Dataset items
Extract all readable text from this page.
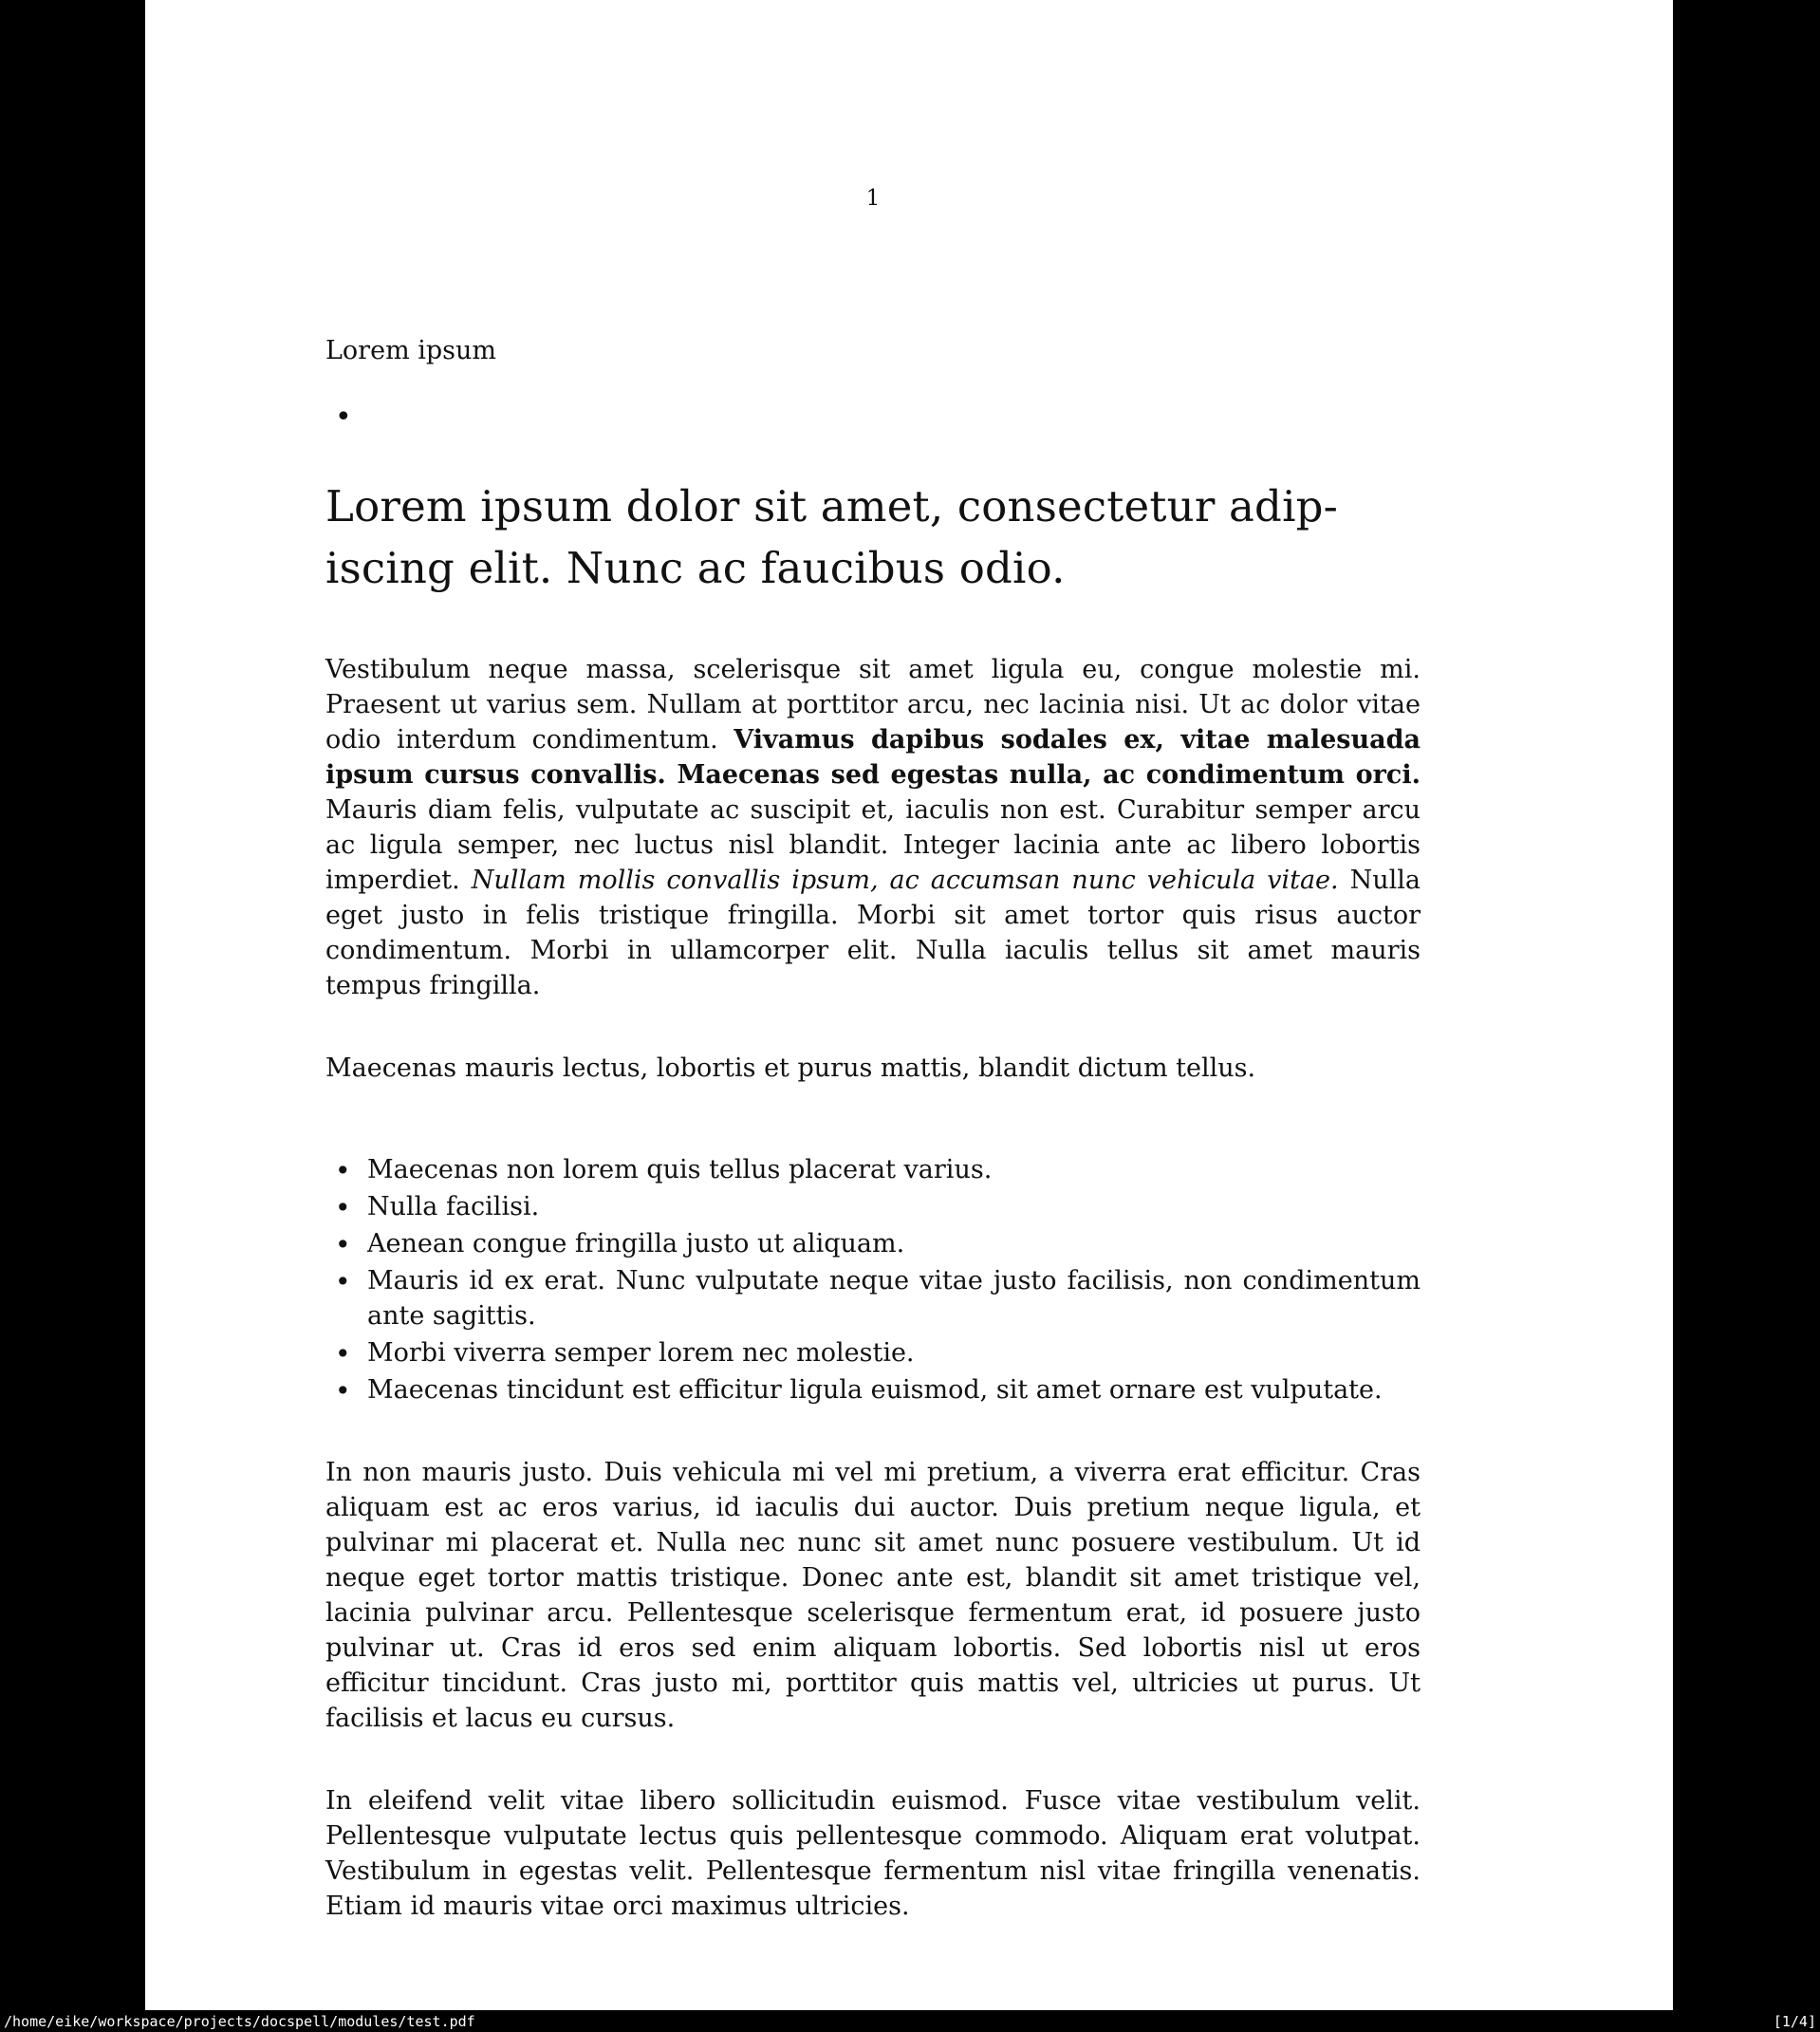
1

Lorem ipsum

•
Lorem ipsum dolor sit amet, consectetur adip-
iscing elit. Nunc ac faucibus odio.

Vestibulum neque massa, scelerisque sit amet ligula eu, congue molestie mi. Praesent ut varius sem. Nullam at porttitor arcu, nec lacinia nisi. Ut ac dolor vitae odio interdum condimentum. Vivamus dapibus sodales ex, vitae malesuada ipsum cursus convallis. Maecenas sed egestas nulla, ac condimentum orci. Mauris diam felis, vulputate ac suscipit et, iaculis non est. Curabitur semper arcu ac ligula semper, nec luctus nisl blandit. Integer lacinia ante ac libero lobortis imperdiet. Nullam mollis convallis ipsum, ac accumsan nunc vehicula vitae. Nulla eget justo in felis tristique fringilla. Morbi sit amet tortor quis risus auctor condimentum. Morbi in ullamcorper elit. Nulla iaculis tellus sit amet mauris tempus fringilla.

Maecenas mauris lectus, lobortis et purus mattis, blandit dictum tellus.

• Maecenas non lorem quis tellus placerat varius.
• Nulla facilisi.
• Aenean congue fringilla justo ut aliquam.
• Mauris id ex erat. Nunc vulputate neque vitae justo facilisis, non condimentum ante sagittis.
• Morbi viverra semper lorem nec molestie.
• Maecenas tincidunt est efficitur ligula euismod, sit amet ornare est vulputate.

In non mauris justo. Duis vehicula mi vel mi pretium, a viverra erat efficitur. Cras aliquam est ac eros varius, id iaculis dui auctor. Duis pretium neque ligula, et pulvinar mi placerat et. Nulla nec nunc sit amet nunc posuere vestibulum. Ut id neque eget tortor mattis tristique. Donec ante est, blandit sit amet tristique vel, lacinia pulvinar arcu. Pellentesque scelerisque fermentum erat, id posuere justo pulvinar ut. Cras id eros sed enim aliquam lobortis. Sed lobortis nisl ut eros efficitur tincidunt. Cras justo mi, porttitor quis mattis vel, ultricies ut purus. Ut facilisis et lacus eu cursus.

In eleifend velit vitae libero sollicitudin euismod. Fusce vitae vestibulum velit. Pellentesque vulputate lectus quis pellentesque commodo. Aliquam erat volutpat. Vestibulum in egestas velit. Pellentesque fermentum nisl vitae fringilla venenatis. Etiam id mauris vitae orci maximus ultricies.

/home/eike/workspace/projects/docspell/modules/test.pdf	[1/4]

* _WRITTEN INSTRUCTION_:
Working from the lines above, reproduce the material exactly and exclude its pictures.

* _EXERCISE OUTPUT_:
Extract all readable text from this page.
1

Lorem ipsum

•
Lorem ipsum dolor sit amet, consectetur adip-
iscing elit. Nunc ac faucibus odio.

Vestibulum neque massa, scelerisque sit amet ligula eu, congue molestie mi. Praesent ut varius sem. Nullam at porttitor arcu, nec lacinia nisi. Ut ac dolor vitae odio interdum condimentum. Vivamus dapibus sodales ex, vitae malesuada ipsum cursus convallis. Maecenas sed egestas nulla, ac condimentum orci. Mauris diam felis, vulputate ac suscipit et, iaculis non est. Curabitur semper arcu ac ligula semper, nec luctus nisl blandit. Integer lacinia ante ac libero lobortis imperdiet. Nullam mollis convallis ipsum, ac accumsan nunc vehicula vitae. Nulla eget justo in felis tristique fringilla. Morbi sit amet tortor quis risus auctor condimentum. Morbi in ullamcorper elit. Nulla iaculis tellus sit amet mauris tempus fringilla.

Maecenas mauris lectus, lobortis et purus mattis, blandit dictum tellus.

• Maecenas non lorem quis tellus placerat varius.
• Nulla facilisi.
• Aenean congue fringilla justo ut aliquam.
• Mauris id ex erat. Nunc vulputate neque vitae justo facilisis, non condimentum ante sagittis.
• Morbi viverra semper lorem nec molestie.
• Maecenas tincidunt est efficitur ligula euismod, sit amet ornare est vulputate.

In non mauris justo. Duis vehicula mi vel mi pretium, a viverra erat efficitur. Cras aliquam est ac eros varius, id iaculis dui auctor. Duis pretium neque ligula, et pulvinar mi placerat et. Nulla nec nunc sit amet nunc posuere vestibulum. Ut id neque eget tortor mattis tristique. Donec ante est, blandit sit amet tristique vel, lacinia pulvinar arcu. Pellentesque scelerisque fermentum erat, id posuere justo pulvinar ut. Cras id eros sed enim aliquam lobortis. Sed lobortis nisl ut eros efficitur tincidunt. Cras justo mi, porttitor quis mattis vel, ultricies ut purus. Ut facilisis et lacus eu cursus.

In eleifend velit vitae libero sollicitudin euismod. Fusce vitae vestibulum velit. Pellentesque vulputate lectus quis pellentesque commodo. Aliquam erat volutpat. Vestibulum in egestas velit. Pellentesque fermentum nisl vitae fringilla venenatis. Etiam id mauris vitae orci maximus ultricies.

/home/eike/workspace/projects/docspell/modules/test.pdf	[1/4]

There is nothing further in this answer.